start Exercise data
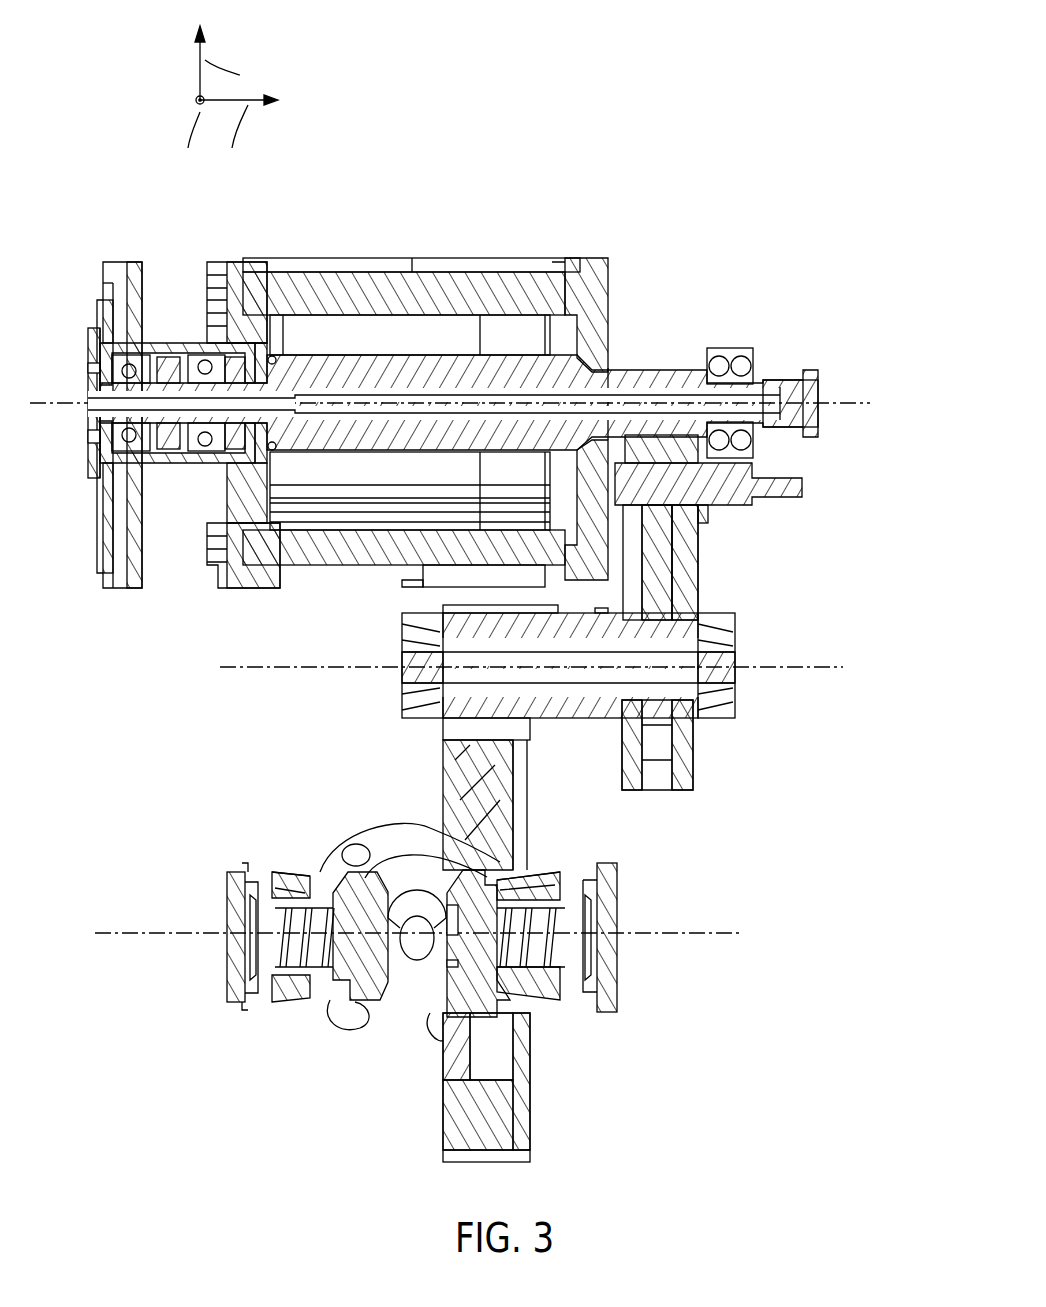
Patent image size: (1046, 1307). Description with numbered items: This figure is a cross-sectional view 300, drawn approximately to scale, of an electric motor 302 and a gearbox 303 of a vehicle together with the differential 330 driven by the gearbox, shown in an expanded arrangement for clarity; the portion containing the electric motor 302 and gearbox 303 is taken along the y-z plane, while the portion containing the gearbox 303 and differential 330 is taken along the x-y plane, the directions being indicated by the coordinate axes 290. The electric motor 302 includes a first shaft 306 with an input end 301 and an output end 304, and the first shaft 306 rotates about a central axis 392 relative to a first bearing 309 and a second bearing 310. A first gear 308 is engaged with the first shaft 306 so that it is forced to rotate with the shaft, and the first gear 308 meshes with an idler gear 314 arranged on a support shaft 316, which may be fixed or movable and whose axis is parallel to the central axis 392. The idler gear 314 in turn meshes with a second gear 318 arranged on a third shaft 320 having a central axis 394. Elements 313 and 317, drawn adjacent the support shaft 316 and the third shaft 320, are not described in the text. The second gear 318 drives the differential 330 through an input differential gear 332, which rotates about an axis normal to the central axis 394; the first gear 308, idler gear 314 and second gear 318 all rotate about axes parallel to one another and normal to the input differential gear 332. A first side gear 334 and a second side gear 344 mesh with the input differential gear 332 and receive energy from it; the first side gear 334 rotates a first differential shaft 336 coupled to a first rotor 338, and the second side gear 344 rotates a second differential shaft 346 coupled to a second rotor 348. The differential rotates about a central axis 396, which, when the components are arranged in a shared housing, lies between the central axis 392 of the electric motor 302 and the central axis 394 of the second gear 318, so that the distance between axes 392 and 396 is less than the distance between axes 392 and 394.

The coordinate system 290 is at (186, 68).
The cross-sectional view 300 is at (697, 117).
The input end 301 is at (78, 284).
The electric motor 302 is at (305, 262).
The gearbox 303 is at (812, 818).
The output end 304 is at (847, 356).
The first shaft 306 is at (480, 355).
The first gear 308 is at (680, 445).
The first bearing 309 is at (203, 362).
The second bearing 310 is at (735, 348).
The retaining ring 313 is at (712, 517).
The idler gear 314 is at (688, 580).
The support shaft 316 is at (803, 475).
The bearing 317 is at (398, 705).
The second gear 318 is at (738, 712).
The third shaft 320 is at (725, 642).
The differential 330 is at (383, 1066).
The input differential gear 332 is at (410, 830).
The first side gear 334 is at (322, 882).
The first differential shaft 336 is at (288, 990).
The first rotor 338 is at (232, 1010).
The second side gear 344 is at (280, 870).
The second differential shaft 346 is at (545, 975).
The second rotor 348 is at (618, 863).
The central axis 392 is at (40, 397).
The central axis 394 is at (265, 662).
The central axis 396 is at (140, 932).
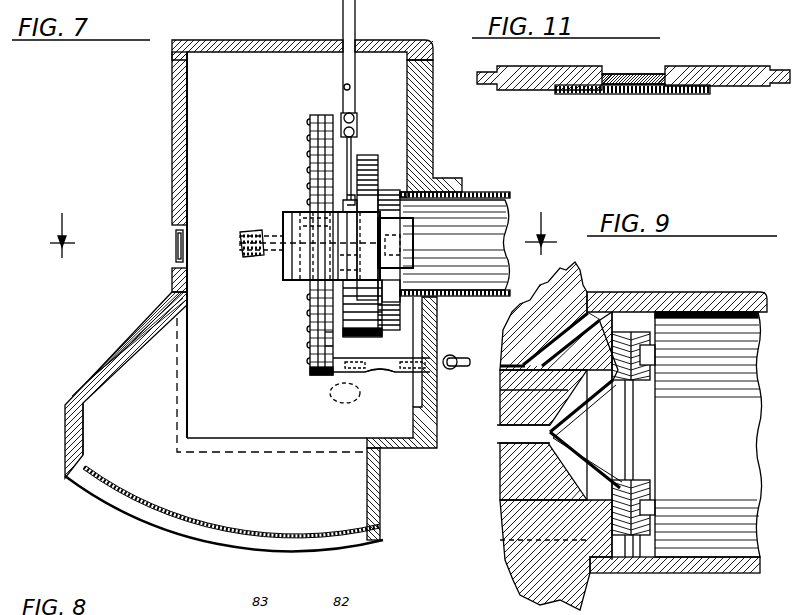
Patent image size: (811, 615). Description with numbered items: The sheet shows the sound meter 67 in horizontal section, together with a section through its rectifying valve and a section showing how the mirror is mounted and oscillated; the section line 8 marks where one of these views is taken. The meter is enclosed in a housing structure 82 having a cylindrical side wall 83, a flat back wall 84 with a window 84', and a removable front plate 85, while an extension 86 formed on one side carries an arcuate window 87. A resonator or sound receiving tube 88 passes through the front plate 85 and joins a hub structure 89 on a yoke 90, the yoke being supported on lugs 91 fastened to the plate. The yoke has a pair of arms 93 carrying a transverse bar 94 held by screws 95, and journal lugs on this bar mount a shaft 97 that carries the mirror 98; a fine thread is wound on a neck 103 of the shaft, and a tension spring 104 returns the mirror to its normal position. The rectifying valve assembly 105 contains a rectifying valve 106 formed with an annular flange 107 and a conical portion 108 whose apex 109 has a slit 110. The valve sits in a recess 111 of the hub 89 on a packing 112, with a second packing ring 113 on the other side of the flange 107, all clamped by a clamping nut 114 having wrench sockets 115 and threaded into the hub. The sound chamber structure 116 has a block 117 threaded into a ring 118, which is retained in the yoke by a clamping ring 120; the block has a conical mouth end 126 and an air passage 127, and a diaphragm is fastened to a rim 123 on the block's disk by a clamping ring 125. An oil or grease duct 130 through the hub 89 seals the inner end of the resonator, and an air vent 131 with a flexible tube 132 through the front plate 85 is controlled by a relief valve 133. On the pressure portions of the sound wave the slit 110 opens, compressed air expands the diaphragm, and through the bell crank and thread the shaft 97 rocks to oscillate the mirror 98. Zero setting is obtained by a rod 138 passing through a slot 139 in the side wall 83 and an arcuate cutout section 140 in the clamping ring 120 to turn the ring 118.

In FIG. 7, the section line 8- 8 is at (64, 235).
In FIG. 9, the section line 8- 8 is at (541, 233).
In FIG. 7, the sound meter 67 is at (346, 40).
In FIG. 7, the housing structure 82 is at (170, 290).
In FIG. 7, the cylindrical side wall 83 is at (255, 40).
In FIG. 7, the flat back wall 84 is at (162, 245).
In FIG. 7, the window 84' is at (160, 246).
In FIG. 7, the removable front plate 85 is at (433, 136).
In FIG. 7, the extension 86 is at (270, 500).
In FIG. 7, the arcuate window 87 is at (110, 494).
In FIG. 7, the resonator or sound receiving tube 88 is at (494, 192).
In FIG. 9, the resonator or sound receiving tube 88 is at (740, 573).
In FIG. 7, the hub structure 89 is at (388, 300).
In FIG. 9, the hub structure 89 is at (516, 555).
In FIG. 7, the yoke 90 is at (380, 174).
In FIG. 7, the lugs 91 is at (408, 245).
In FIG. 7, the arms 93 is at (315, 283).
In FIG. 7, the transverse bar 94 is at (296, 283).
In FIG. 7, the screws 95 is at (282, 270).
In FIG. 11, the shaft 97 is at (748, 86).
In FIG. 7, the mirror 98 is at (252, 257).
In FIG. 11, the mirror 98 is at (686, 94).
In FIG. 11, the neck 103 is at (632, 74).
In FIG. 7, the tension spring 104 is at (244, 242).
In FIG. 9, the rectifying valve assembly 105 is at (665, 436).
In FIG. 9, the rectifying valve 106 is at (560, 418).
In FIG. 9, the annular flange 107 is at (628, 488).
In FIG. 9, the conical portion 108 is at (548, 396).
In FIG. 9, the apex 109 is at (545, 435).
In FIG. 9, the slit 110 is at (558, 431).
In FIG. 9, the recess 111 is at (628, 535).
In FIG. 9, the packing 112 is at (622, 537).
In FIG. 9, the second packing ring 113 is at (638, 535).
In FIG. 9, the clamping nut 114 is at (642, 505).
In FIG. 9, the wrench sockets 115 is at (645, 360).
In FIG. 7, the sound chamber structure 116 is at (312, 356).
In FIG. 9, the block 117 is at (507, 488).
In FIG. 7, the ring 118 is at (346, 196).
In FIG. 7, the clamping ring 120 is at (350, 336).
In FIG. 7, the rim 123 is at (325, 332).
In FIG. 7, the clamping ring 125 is at (322, 345).
In FIG. 9, the conical mouth end 126 is at (613, 398).
In FIG. 9, the air passage 127 is at (507, 443).
In FIG. 9, the oil or grease duct 130 is at (600, 322).
In FIG. 7, the air vent 131 is at (345, 393).
In FIG. 7, the flexible tube 132 is at (378, 372).
In FIG. 7, the relief valve 133 is at (452, 355).
In FIG. 7, the rod 138 is at (356, 130).
In FIG. 7, the slot 139 is at (344, 87).
In FIG. 7, the arcuate cutout section 140 is at (346, 206).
end Exercise data
▶ _Requirements_: Gather every line of the entries above that contains the word "extension". Letter case matters.

▶ _Response to the task_:
Patent image size: (811, 615). Description with numbered items: The sheet shows the sound meter 67 in horizontal section, together with a section through its rectifying valve and a section showing how the mirror is mounted and oscillated; the section line 8 marks where one of these views is taken. The meter is enclosed in a housing structure 82 having a cylindrical side wall 83, a flat back wall 84 with a window 84', and a removable front plate 85, while an extension 86 formed on one side carries an arcuate window 87. A resonator or sound receiving tube 88 passes through the front plate 85 and joins a hub structure 89 on a yoke 90, the yoke being supported on lugs 91 fastened to the plate. The yoke has a pair of arms 93 carrying a transverse bar 94 held by screws 95, and journal lugs on this bar mount a shaft 97 that carries the mirror 98; a fine thread is wound on a neck 103 of the shaft, and a tension spring 104 returns the mirror to its normal position. The rectifying valve assembly 105 contains a rectifying valve 106 formed with an annular flange 107 and a conical portion 108 whose apex 109 has a slit 110. The valve sits in a recess 111 of the hub 89 on a packing 112, with a second packing ring 113 on the other side of the flange 107, all clamped by a clamping nut 114 having wrench sockets 115 and threaded into the hub. The sound chamber structure 116 has a block 117 threaded into a ring 118, which is retained in the yoke by a clamping ring 120; the block has a conical mouth end 126 and an air passage 127, and a diaphragm is fastened to a rim 123 on the block's disk by a clamping ring 125. An oil or grease duct 130 through the hub 89 seals the inner end of the resonator, and an air vent 131 with a flexible tube 132 through the front plate 85 is controlled by a relief valve 133. On the pressure portions of the sound wave the slit 110 opens, compressed air expands the diaphragm, and through the bell crank and thread the shaft 97 rocks to oscillate the mirror 98. Zero setting is obtained by a rod 138 passing through a slot 139 in the side wall 83 and an arcuate cutout section 140 in the clamping ring 120 to turn the ring 118.
In FIG. 7, the extension 86 is at (270, 500).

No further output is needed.